[Start GIVEN RECORDS]
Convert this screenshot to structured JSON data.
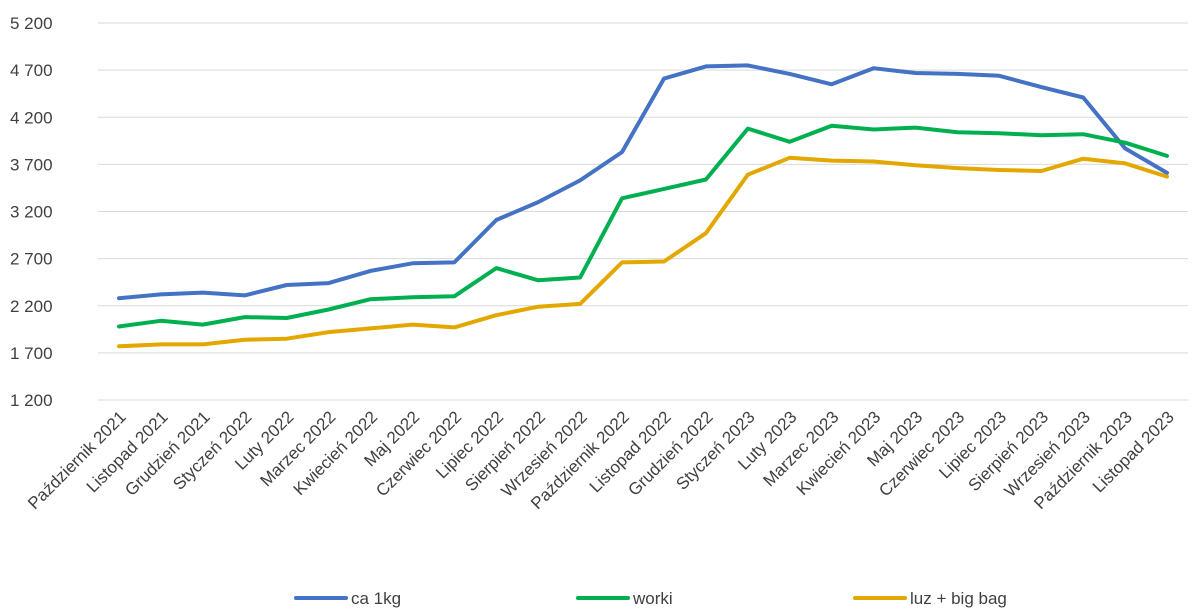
{
  "chart_data": {
    "type": "line",
    "title": "",
    "xlabel": "",
    "ylabel": "",
    "ylim": [
      1200,
      5200
    ],
    "yticks": [
      "1 200",
      "1 700",
      "2 200",
      "2 700",
      "3 200",
      "3 700",
      "4 200",
      "4 700",
      "5 200"
    ],
    "ytick_values": [
      1200,
      1700,
      2200,
      2700,
      3200,
      3700,
      4200,
      4700,
      5200
    ],
    "grid": true,
    "legend_position": "bottom",
    "categories": [
      "Październik 2021",
      "Listopad 2021",
      "Grudzień 2021",
      "Styczeń 2022",
      "Luty 2022",
      "Marzec 2022",
      "Kwiecień 2022",
      "Maj 2022",
      "Czerwiec 2022",
      "Lipiec 2022",
      "Sierpień 2022",
      "Wrzesień 2022",
      "Październik 2022",
      "Listopad 2022",
      "Grudzień 2022",
      "Styczeń 2023",
      "Luty 2023",
      "Marzec 2023",
      "Kwiecień 2023",
      "Maj 2023",
      "Czerwiec 2023",
      "Lipiec 2023",
      "Sierpień 2023",
      "Wrzesień 2023",
      "Październik 2023",
      "Listopad 2023"
    ],
    "series": [
      {
        "name": "ca 1kg",
        "color": "#4472C4",
        "values": [
          2280,
          2320,
          2340,
          2310,
          2420,
          2440,
          2570,
          2650,
          2660,
          3110,
          3300,
          3530,
          3830,
          4610,
          4740,
          4750,
          4660,
          4550,
          4720,
          4670,
          4660,
          4640,
          4520,
          4410,
          3870,
          3610
        ]
      },
      {
        "name": "worki",
        "color": "#00B050",
        "values": [
          1980,
          2040,
          2000,
          2080,
          2070,
          2160,
          2270,
          2290,
          2300,
          2600,
          2470,
          2500,
          3340,
          3440,
          3540,
          4080,
          3940,
          4110,
          4070,
          4090,
          4040,
          4030,
          4010,
          4020,
          3930,
          3790
        ]
      },
      {
        "name": "luz + big bag",
        "color": "#E3A800",
        "values": [
          1770,
          1790,
          1790,
          1840,
          1850,
          1920,
          1960,
          2000,
          1970,
          2100,
          2190,
          2220,
          2660,
          2670,
          2970,
          3590,
          3770,
          3740,
          3730,
          3690,
          3660,
          3640,
          3630,
          3760,
          3710,
          3570
        ]
      }
    ]
  }
}
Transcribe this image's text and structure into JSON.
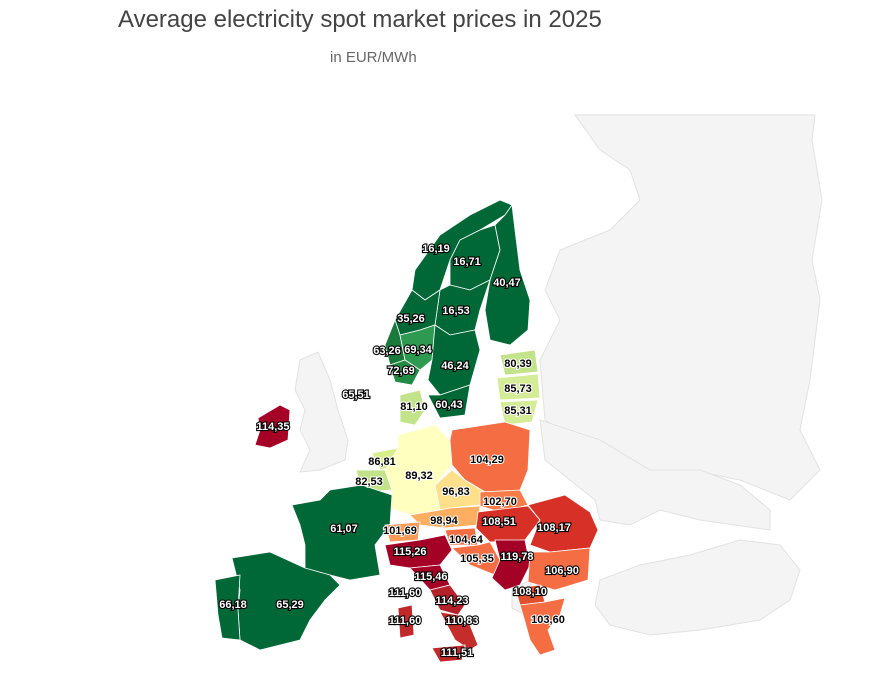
{
  "title": "Average electricity spot market prices in 2025",
  "subtitle": "in EUR/MWh",
  "chart_data": {
    "type": "choropleth",
    "title": "Average electricity spot market prices in 2025",
    "subtitle": "in EUR/MWh",
    "unit": "EUR/MWh",
    "color_scale": [
      "#006837",
      "#1a9850",
      "#66bd63",
      "#a6d96a",
      "#d9ef8b",
      "#ffffbf",
      "#fee08b",
      "#fdae61",
      "#f46d43",
      "#d73027",
      "#a50026"
    ],
    "regions": [
      {
        "id": "NO4",
        "label": "16,19",
        "value": 16.19,
        "color": "#006837"
      },
      {
        "id": "SE1",
        "label": "16,71",
        "value": 16.71,
        "color": "#006837"
      },
      {
        "id": "FI",
        "label": "40,47",
        "value": 40.47,
        "color": "#006837"
      },
      {
        "id": "SE2",
        "label": "16,53",
        "value": 16.53,
        "color": "#006837"
      },
      {
        "id": "NO3",
        "label": "35,26",
        "value": 35.26,
        "color": "#006837"
      },
      {
        "id": "NO5",
        "label": "63,26",
        "value": 63.26,
        "color": "#1a7a3c"
      },
      {
        "id": "NO1",
        "label": "69,34",
        "value": 69.34,
        "color": "#2e9950"
      },
      {
        "id": "NO2",
        "label": "72,69",
        "value": 72.69,
        "color": "#238b45"
      },
      {
        "id": "SE3",
        "label": "46,24",
        "value": 46.24,
        "color": "#006837"
      },
      {
        "id": "SE4",
        "label": "60,43",
        "value": 60.43,
        "color": "#006837"
      },
      {
        "id": "EE",
        "label": "80,39",
        "value": 80.39,
        "color": "#c2e38a"
      },
      {
        "id": "LV",
        "label": "85,73",
        "value": 85.73,
        "color": "#d5ec96"
      },
      {
        "id": "LT",
        "label": "85,31",
        "value": 85.31,
        "color": "#d5ec96"
      },
      {
        "id": "GB",
        "label": "65,51",
        "value": 65.51,
        "color": "#f4f4f4"
      },
      {
        "id": "DK",
        "label": "81,10",
        "value": 81.1,
        "color": "#c2e38a"
      },
      {
        "id": "IE",
        "label": "114,35",
        "value": 114.35,
        "color": "#a50026"
      },
      {
        "id": "NL",
        "label": "86,81",
        "value": 86.81,
        "color": "#d9ef8b"
      },
      {
        "id": "BE",
        "label": "82,53",
        "value": 82.53,
        "color": "#c2e38a"
      },
      {
        "id": "DE",
        "label": "89,32",
        "value": 89.32,
        "color": "#ffffbf"
      },
      {
        "id": "PL",
        "label": "104,29",
        "value": 104.29,
        "color": "#f46d43"
      },
      {
        "id": "CZ",
        "label": "96,83",
        "value": 96.83,
        "color": "#fee08b"
      },
      {
        "id": "SK",
        "label": "102,70",
        "value": 102.7,
        "color": "#f67c4a"
      },
      {
        "id": "AT",
        "label": "98,94",
        "value": 98.94,
        "color": "#fdae61"
      },
      {
        "id": "HU",
        "label": "108,51",
        "value": 108.51,
        "color": "#d73027"
      },
      {
        "id": "RO",
        "label": "108,17",
        "value": 108.17,
        "color": "#d73027"
      },
      {
        "id": "FR",
        "label": "61,07",
        "value": 61.07,
        "color": "#006837"
      },
      {
        "id": "CH",
        "label": "101,69",
        "value": 101.69,
        "color": "#fa9a58"
      },
      {
        "id": "SI",
        "label": "104,64",
        "value": 104.64,
        "color": "#f46d43"
      },
      {
        "id": "IT-N",
        "label": "115,26",
        "value": 115.26,
        "color": "#a50026"
      },
      {
        "id": "HR",
        "label": "105,35",
        "value": 105.35,
        "color": "#f46d43"
      },
      {
        "id": "RS",
        "label": "119,78",
        "value": 119.78,
        "color": "#a50026"
      },
      {
        "id": "BG",
        "label": "106,90",
        "value": 106.9,
        "color": "#f46d43"
      },
      {
        "id": "IT-CN",
        "label": "115,46",
        "value": 115.46,
        "color": "#a50026"
      },
      {
        "id": "MK",
        "label": "108,10",
        "value": 108.1,
        "color": "#e0502f"
      },
      {
        "id": "IT-SARD-N",
        "label": "111,60",
        "value": 111.6,
        "color": "#c0282a"
      },
      {
        "id": "IT-CS",
        "label": "114,23",
        "value": 114.23,
        "color": "#b5212b"
      },
      {
        "id": "ES",
        "label": "65,29",
        "value": 65.29,
        "color": "#006837"
      },
      {
        "id": "PT",
        "label": "66,18",
        "value": 66.18,
        "color": "#006837"
      },
      {
        "id": "IT-SARD",
        "label": "111,60",
        "value": 111.6,
        "color": "#c0282a"
      },
      {
        "id": "IT-S",
        "label": "110,83",
        "value": 110.83,
        "color": "#c52d2a"
      },
      {
        "id": "GR",
        "label": "103,60",
        "value": 103.6,
        "color": "#f46d43"
      },
      {
        "id": "IT-SIC",
        "label": "111,51",
        "value": 111.51,
        "color": "#c0282a"
      }
    ]
  }
}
[End GIVEN RECORDS]
**GIVEN TASK:** Find the lines holding "Average" and list every one.

**THE COMPLETED TASK:**
  "title": "Average electricity spot market prices in 2025",
    "title": "Average electricity spot market prices in 2025",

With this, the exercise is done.